-- Start RECORD EXCERPTS --

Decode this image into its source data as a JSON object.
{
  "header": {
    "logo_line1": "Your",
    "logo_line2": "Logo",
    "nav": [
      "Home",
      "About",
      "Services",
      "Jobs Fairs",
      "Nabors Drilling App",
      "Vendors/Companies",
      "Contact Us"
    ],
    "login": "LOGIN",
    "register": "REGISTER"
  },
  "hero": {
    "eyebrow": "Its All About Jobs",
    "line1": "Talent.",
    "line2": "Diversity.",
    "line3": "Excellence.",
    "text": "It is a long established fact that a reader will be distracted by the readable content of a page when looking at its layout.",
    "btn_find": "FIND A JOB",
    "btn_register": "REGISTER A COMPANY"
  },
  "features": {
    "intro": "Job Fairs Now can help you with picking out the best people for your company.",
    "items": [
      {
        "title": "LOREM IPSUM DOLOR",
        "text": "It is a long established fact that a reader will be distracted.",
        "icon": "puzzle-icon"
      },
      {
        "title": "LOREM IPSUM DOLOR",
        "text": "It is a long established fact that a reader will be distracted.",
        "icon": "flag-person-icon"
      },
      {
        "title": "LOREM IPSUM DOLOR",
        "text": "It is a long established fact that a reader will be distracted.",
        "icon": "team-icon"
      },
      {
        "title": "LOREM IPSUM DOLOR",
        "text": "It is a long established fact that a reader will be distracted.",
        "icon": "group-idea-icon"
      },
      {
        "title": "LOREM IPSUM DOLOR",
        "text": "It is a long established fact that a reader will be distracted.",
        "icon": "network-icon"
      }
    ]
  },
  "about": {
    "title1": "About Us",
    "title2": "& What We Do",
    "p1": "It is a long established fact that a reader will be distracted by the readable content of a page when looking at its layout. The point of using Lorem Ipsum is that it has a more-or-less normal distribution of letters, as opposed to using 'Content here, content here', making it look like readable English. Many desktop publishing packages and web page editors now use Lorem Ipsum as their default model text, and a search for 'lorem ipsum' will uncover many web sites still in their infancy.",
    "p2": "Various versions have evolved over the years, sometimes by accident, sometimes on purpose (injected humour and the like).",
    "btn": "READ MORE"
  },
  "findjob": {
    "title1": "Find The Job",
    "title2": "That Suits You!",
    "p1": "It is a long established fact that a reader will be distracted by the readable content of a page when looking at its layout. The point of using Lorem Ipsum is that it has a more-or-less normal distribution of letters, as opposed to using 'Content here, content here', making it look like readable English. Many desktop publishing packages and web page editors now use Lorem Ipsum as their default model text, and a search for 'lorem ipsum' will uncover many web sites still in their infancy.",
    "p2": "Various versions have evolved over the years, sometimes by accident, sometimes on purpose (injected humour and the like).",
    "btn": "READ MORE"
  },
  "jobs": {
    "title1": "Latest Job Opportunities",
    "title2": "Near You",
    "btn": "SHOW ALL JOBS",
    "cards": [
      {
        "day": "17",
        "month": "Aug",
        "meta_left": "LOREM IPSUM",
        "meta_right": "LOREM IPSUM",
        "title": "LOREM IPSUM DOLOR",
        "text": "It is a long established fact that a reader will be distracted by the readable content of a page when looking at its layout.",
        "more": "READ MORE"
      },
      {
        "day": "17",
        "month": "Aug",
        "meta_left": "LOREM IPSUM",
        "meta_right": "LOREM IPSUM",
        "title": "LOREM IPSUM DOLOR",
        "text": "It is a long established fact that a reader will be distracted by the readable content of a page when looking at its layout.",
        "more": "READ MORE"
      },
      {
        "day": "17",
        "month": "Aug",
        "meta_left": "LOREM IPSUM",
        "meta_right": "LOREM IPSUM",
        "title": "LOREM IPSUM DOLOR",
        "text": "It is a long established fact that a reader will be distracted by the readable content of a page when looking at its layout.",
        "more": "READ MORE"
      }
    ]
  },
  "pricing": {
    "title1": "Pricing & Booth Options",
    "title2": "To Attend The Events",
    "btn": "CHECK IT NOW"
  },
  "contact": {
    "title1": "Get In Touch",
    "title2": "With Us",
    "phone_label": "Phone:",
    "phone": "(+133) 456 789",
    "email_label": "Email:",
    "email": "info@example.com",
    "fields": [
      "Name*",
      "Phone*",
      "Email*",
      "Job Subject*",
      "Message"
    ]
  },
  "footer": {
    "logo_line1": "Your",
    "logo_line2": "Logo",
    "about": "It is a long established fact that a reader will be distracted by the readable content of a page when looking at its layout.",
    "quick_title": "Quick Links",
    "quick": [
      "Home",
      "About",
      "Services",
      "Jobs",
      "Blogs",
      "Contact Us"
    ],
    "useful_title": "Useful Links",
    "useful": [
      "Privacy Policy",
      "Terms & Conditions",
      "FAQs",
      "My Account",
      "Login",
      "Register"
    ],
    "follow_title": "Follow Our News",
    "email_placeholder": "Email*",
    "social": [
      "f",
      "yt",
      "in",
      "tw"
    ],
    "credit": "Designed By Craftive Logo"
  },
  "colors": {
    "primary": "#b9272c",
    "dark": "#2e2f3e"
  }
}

-- End RECORD EXCERPTS --

* **DESCRIPTION OF THE TASK**:
Please copy out each record, character for character.

* **TASK RESPONSE**:
Decode this image into its source data as a JSON object.
{
  "header": {
    "logo_line1": "Your",
    "logo_line2": "Logo",
    "nav": [
      "Home",
      "About",
      "Services",
      "Jobs Fairs",
      "Nabors Drilling App",
      "Vendors/Companies",
      "Contact Us"
    ],
    "login": "LOGIN",
    "register": "REGISTER"
  },
  "hero": {
    "eyebrow": "Its All About Jobs",
    "line1": "Talent.",
    "line2": "Diversity.",
    "line3": "Excellence.",
    "text": "It is a long established fact that a reader will be distracted by the readable content of a page when looking at its layout.",
    "btn_find": "FIND A JOB",
    "btn_register": "REGISTER A COMPANY"
  },
  "features": {
    "intro": "Job Fairs Now can help you with picking out the best people for your company.",
    "items": [
      {
        "title": "LOREM IPSUM DOLOR",
        "text": "It is a long established fact that a reader will be distracted.",
        "icon": "puzzle-icon"
      },
      {
        "title": "LOREM IPSUM DOLOR",
        "text": "It is a long established fact that a reader will be distracted.",
        "icon": "flag-person-icon"
      },
      {
        "title": "LOREM IPSUM DOLOR",
        "text": "It is a long established fact that a reader will be distracted.",
        "icon": "team-icon"
      },
      {
        "title": "LOREM IPSUM DOLOR",
        "text": "It is a long established fact that a reader will be distracted.",
        "icon": "group-idea-icon"
      },
      {
        "title": "LOREM IPSUM DOLOR",
        "text": "It is a long established fact that a reader will be distracted.",
        "icon": "network-icon"
      }
    ]
  },
  "about": {
    "title1": "About Us",
    "title2": "& What We Do",
    "p1": "It is a long established fact that a reader will be distracted by the readable content of a page when looking at its layout. The point of using Lorem Ipsum is that it has a more-or-less normal distribution of letters, as opposed to using 'Content here, content here', making it look like readable English. Many desktop publishing packages and web page editors now use Lorem Ipsum as their default model text, and a search for 'lorem ipsum' will uncover many web sites still in their infancy.",
    "p2": "Various versions have evolved over the years, sometimes by accident, sometimes on purpose (injected humour and the like).",
    "btn": "READ MORE"
  },
  "findjob": {
    "title1": "Find The Job",
    "title2": "That Suits You!",
    "p1": "It is a long established fact that a reader will be distracted by the readable content of a page when looking at its layout. The point of using Lorem Ipsum is that it has a more-or-less normal distribution of letters, as opposed to using 'Content here, content here', making it look like readable English. Many desktop publishing packages and web page editors now use Lorem Ipsum as their default model text, and a search for 'lorem ipsum' will uncover many web sites still in their infancy.",
    "p2": "Various versions have evolved over the years, sometimes by accident, sometimes on purpose (injected humour and the like).",
    "btn": "READ MORE"
  },
  "jobs": {
    "title1": "Latest Job Opportunities",
    "title2": "Near You",
    "btn": "SHOW ALL JOBS",
    "cards": [
      {
        "day": "17",
        "month": "Aug",
        "meta_left": "LOREM IPSUM",
        "meta_right": "LOREM IPSUM",
        "title": "LOREM IPSUM DOLOR",
        "text": "It is a long established fact that a reader will be distracted by the readable content of a page when looking at its layout.",
        "more": "READ MORE"
      },
      {
        "day": "17",
        "month": "Aug",
        "meta_left": "LOREM IPSUM",
        "meta_right": "LOREM IPSUM",
        "title": "LOREM IPSUM DOLOR",
        "text": "It is a long established fact that a reader will be distracted by the readable content of a page when looking at its layout.",
        "more": "READ MORE"
      },
      {
        "day": "17",
        "month": "Aug",
        "meta_left": "LOREM IPSUM",
        "meta_right": "LOREM IPSUM",
        "title": "LOREM IPSUM DOLOR",
        "text": "It is a long established fact that a reader will be distracted by the readable content of a page when looking at its layout.",
        "more": "READ MORE"
      }
    ]
  },
  "pricing": {
    "title1": "Pricing & Booth Options",
    "title2": "To Attend The Events",
    "btn": "CHECK IT NOW"
  },
  "contact": {
    "title1": "Get In Touch",
    "title2": "With Us",
    "phone_label": "Phone:",
    "phone": "(+133) 456 789",
    "email_label": "Email:",
    "email": "info@example.com",
    "fields": [
      "Name*",
      "Phone*",
      "Email*",
      "Job Subject*",
      "Message"
    ]
  },
  "footer": {
    "logo_line1": "Your",
    "logo_line2": "Logo",
    "about": "It is a long established fact that a reader will be distracted by the readable content of a page when looking at its layout.",
    "quick_title": "Quick Links",
    "quick": [
      "Home",
      "About",
      "Services",
      "Jobs",
      "Blogs",
      "Contact Us"
    ],
    "useful_title": "Useful Links",
    "useful": [
      "Privacy Policy",
      "Terms & Conditions",
      "FAQs",
      "My Account",
      "Login",
      "Register"
    ],
    "follow_title": "Follow Our News",
    "email_placeholder": "Email*",
    "social": [
      "f",
      "yt",
      "in",
      "tw"
    ],
    "credit": "Designed By Craftive Logo"
  },
  "colors": {
    "primary": "#b9272c",
    "dark": "#2e2f3e"
  }
}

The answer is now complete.